## Aim of the task
Pick out each line of the records that includes the string "Prawnych", and copy it.

— Begin Records provided —

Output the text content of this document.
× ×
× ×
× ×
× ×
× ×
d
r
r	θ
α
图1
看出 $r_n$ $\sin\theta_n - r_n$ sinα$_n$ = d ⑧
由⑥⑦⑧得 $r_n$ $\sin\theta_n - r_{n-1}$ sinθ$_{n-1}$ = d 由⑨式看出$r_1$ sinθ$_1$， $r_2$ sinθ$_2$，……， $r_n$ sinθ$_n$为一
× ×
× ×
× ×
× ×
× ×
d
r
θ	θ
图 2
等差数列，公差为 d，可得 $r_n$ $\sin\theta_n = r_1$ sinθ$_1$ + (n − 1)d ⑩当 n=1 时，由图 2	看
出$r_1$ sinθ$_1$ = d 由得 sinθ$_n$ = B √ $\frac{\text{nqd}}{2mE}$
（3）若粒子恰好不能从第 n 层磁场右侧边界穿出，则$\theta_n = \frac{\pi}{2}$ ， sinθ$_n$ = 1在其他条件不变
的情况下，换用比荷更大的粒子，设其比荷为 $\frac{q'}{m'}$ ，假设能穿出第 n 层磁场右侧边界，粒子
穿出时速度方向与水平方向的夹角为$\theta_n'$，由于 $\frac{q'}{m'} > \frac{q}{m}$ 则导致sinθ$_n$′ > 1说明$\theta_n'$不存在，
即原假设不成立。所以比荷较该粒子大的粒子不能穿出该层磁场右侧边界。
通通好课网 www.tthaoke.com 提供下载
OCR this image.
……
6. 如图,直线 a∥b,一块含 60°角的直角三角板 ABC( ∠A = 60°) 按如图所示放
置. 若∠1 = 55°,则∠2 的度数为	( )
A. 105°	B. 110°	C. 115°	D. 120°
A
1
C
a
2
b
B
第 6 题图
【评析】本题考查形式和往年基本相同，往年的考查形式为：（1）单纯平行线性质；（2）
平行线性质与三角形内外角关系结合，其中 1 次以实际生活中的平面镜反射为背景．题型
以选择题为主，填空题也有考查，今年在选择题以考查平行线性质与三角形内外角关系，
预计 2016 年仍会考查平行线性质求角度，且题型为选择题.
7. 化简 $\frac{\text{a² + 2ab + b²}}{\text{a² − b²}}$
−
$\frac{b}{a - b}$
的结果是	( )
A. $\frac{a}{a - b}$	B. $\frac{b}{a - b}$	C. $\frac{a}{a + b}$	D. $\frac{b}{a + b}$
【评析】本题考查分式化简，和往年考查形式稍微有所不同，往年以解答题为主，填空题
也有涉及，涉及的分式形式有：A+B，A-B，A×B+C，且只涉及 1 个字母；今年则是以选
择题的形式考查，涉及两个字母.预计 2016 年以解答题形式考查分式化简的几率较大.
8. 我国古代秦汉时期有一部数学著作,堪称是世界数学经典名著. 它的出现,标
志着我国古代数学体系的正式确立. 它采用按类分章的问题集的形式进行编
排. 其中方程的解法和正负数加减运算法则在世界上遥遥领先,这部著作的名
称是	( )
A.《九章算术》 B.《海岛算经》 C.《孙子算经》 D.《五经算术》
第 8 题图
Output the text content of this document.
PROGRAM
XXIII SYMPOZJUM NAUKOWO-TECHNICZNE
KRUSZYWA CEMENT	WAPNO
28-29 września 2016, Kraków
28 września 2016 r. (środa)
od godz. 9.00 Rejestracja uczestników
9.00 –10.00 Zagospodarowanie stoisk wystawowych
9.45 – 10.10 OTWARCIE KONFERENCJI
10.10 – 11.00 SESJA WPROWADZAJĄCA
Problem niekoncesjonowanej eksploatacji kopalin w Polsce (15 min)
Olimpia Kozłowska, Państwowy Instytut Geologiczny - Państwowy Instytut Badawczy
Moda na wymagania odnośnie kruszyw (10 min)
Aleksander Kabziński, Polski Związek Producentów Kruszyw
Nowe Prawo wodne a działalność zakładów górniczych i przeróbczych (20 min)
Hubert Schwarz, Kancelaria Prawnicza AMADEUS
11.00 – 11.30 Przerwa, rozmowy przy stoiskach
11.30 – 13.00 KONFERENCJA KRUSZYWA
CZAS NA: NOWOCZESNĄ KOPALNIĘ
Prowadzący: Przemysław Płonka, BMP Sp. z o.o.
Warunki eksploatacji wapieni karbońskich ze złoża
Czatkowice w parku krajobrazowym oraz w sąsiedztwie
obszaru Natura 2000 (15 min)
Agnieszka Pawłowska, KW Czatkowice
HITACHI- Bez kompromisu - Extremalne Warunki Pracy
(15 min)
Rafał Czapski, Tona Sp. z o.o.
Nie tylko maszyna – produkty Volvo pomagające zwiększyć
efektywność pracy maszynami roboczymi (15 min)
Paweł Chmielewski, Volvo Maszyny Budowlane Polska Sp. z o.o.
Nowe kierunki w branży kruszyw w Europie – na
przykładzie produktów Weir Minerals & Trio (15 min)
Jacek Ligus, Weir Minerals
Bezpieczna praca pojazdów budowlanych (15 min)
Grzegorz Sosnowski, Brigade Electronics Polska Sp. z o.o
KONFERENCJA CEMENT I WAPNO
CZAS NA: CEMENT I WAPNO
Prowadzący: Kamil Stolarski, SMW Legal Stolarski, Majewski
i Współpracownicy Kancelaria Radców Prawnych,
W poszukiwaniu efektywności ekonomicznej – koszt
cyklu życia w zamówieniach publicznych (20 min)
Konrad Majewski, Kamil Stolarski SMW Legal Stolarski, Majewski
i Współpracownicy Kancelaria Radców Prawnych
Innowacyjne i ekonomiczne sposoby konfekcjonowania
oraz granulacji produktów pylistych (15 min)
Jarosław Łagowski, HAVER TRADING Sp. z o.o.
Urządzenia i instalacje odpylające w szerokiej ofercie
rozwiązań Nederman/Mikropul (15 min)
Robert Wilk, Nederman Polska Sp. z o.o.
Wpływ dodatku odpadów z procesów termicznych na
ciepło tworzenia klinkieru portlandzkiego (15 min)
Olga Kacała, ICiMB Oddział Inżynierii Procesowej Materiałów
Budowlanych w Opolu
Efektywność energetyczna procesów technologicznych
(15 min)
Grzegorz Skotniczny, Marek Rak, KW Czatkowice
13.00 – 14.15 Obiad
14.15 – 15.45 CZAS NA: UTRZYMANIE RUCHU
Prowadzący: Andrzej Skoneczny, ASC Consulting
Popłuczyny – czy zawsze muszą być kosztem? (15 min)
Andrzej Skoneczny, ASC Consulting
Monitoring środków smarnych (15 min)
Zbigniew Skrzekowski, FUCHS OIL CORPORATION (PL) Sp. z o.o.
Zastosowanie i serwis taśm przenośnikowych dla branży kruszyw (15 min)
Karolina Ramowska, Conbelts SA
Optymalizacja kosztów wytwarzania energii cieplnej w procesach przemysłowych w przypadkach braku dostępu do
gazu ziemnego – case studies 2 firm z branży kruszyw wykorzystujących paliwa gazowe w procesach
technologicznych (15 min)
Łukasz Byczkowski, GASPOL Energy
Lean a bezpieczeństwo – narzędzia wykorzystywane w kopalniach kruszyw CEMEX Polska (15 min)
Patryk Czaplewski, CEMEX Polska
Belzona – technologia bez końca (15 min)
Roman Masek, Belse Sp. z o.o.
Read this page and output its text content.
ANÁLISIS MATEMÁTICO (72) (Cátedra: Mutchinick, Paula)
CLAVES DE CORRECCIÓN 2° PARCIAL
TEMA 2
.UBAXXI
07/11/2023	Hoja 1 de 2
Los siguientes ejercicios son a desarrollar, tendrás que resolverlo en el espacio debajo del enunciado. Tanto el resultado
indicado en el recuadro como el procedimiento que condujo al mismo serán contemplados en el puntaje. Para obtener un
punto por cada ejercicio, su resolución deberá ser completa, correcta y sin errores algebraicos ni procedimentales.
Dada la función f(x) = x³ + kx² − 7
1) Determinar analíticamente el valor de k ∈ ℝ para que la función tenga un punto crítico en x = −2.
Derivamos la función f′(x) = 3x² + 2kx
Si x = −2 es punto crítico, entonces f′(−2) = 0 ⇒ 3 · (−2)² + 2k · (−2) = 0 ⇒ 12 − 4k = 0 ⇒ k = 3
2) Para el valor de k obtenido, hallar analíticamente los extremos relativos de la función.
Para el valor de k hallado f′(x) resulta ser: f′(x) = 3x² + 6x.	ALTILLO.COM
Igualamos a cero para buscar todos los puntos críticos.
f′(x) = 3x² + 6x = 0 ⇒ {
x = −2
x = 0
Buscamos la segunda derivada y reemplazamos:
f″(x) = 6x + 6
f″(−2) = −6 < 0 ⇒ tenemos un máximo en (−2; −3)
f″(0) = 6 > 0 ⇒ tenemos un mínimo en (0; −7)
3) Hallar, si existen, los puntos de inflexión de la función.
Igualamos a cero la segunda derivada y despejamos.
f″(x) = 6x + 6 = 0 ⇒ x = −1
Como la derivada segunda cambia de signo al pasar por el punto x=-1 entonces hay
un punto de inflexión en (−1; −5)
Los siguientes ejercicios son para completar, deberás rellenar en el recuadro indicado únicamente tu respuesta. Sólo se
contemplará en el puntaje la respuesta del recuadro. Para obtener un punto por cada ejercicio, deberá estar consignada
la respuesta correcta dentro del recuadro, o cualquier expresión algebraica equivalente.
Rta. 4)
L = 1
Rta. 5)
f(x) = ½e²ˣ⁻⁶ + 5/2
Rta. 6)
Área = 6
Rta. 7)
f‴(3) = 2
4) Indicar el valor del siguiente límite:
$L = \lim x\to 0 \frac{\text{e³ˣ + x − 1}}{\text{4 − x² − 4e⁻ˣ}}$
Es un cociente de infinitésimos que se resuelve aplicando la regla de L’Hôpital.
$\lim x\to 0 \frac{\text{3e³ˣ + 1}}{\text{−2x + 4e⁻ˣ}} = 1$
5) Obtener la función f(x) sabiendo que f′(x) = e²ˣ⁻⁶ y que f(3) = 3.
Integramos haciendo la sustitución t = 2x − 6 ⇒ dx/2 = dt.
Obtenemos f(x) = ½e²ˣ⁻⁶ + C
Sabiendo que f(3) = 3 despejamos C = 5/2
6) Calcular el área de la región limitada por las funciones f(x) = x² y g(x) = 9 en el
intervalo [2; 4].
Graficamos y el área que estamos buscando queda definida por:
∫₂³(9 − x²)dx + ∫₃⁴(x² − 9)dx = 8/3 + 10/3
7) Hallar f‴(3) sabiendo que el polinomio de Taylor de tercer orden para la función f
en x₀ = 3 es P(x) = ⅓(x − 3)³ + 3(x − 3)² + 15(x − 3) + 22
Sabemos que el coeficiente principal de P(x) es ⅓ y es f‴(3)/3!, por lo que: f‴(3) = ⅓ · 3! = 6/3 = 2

— End Records provided —

## The result
i Współpracownicy Kancelaria Radców Prawnych,
i Współpracownicy Kancelaria Radców Prawnych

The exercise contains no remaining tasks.